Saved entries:

- - - -

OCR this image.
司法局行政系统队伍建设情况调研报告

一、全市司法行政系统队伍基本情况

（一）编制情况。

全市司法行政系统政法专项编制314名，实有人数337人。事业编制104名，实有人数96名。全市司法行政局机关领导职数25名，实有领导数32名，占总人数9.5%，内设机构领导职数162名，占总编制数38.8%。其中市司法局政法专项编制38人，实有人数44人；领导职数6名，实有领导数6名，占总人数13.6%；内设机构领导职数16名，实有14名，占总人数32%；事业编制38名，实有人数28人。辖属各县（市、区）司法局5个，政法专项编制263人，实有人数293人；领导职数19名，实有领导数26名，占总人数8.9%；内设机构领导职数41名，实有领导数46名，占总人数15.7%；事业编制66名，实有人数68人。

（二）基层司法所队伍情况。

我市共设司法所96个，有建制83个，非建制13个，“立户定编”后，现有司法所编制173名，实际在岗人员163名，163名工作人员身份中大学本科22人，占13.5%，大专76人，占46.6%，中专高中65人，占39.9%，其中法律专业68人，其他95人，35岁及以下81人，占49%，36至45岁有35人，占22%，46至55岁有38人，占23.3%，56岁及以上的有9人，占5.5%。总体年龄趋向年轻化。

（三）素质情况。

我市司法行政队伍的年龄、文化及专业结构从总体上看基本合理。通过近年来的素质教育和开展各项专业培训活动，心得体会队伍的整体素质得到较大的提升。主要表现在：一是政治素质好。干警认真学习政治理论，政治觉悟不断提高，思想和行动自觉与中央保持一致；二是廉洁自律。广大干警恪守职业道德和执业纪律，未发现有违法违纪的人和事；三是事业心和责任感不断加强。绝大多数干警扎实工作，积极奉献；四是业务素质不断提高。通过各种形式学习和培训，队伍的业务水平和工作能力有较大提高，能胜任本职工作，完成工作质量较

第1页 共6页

- - - -

### WRITTEN REQUEST
Recopy all the lines exactly as they appear.

### WRITTEN SOLUTION
OCR this image.
司法局行政系统队伍建设情况调研报告

一、全市司法行政系统队伍基本情况

（一）编制情况。

全市司法行政系统政法专项编制314名，实有人数337人。事业编制104名，实有人数96名。全市司法行政局机关领导职数25名，实有领导数32名，占总人数9.5%，内设机构领导职数162名，占总编制数38.8%。其中市司法局政法专项编制38人，实有人数44人；领导职数6名，实有领导数6名，占总人数13.6%；内设机构领导职数16名，实有14名，占总人数32%；事业编制38名，实有人数28人。辖属各县（市、区）司法局5个，政法专项编制263人，实有人数293人；领导职数19名，实有领导数26名，占总人数8.9%；内设机构领导职数41名，实有领导数46名，占总人数15.7%；事业编制66名，实有人数68人。

（二）基层司法所队伍情况。

我市共设司法所96个，有建制83个，非建制13个，“立户定编”后，现有司法所编制173名，实际在岗人员163名，163名工作人员身份中大学本科22人，占13.5%，大专76人，占46.6%，中专高中65人，占39.9%，其中法律专业68人，其他95人，35岁及以下81人，占49%，36至45岁有35人，占22%，46至55岁有38人，占23.3%，56岁及以上的有9人，占5.5%。总体年龄趋向年轻化。

（三）素质情况。

我市司法行政队伍的年龄、文化及专业结构从总体上看基本合理。通过近年来的素质教育和开展各项专业培训活动，心得体会队伍的整体素质得到较大的提升。主要表现在：一是政治素质好。干警认真学习政治理论，政治觉悟不断提高，思想和行动自觉与中央保持一致；二是廉洁自律。广大干警恪守职业道德和执业纪律，未发现有违法违纪的人和事；三是事业心和责任感不断加强。绝大多数干警扎实工作，积极奉献；四是业务素质不断提高。通过各种形式学习和培训，队伍的业务水平和工作能力有较大提高，能胜任本职工作，完成工作质量较

第1页 共6页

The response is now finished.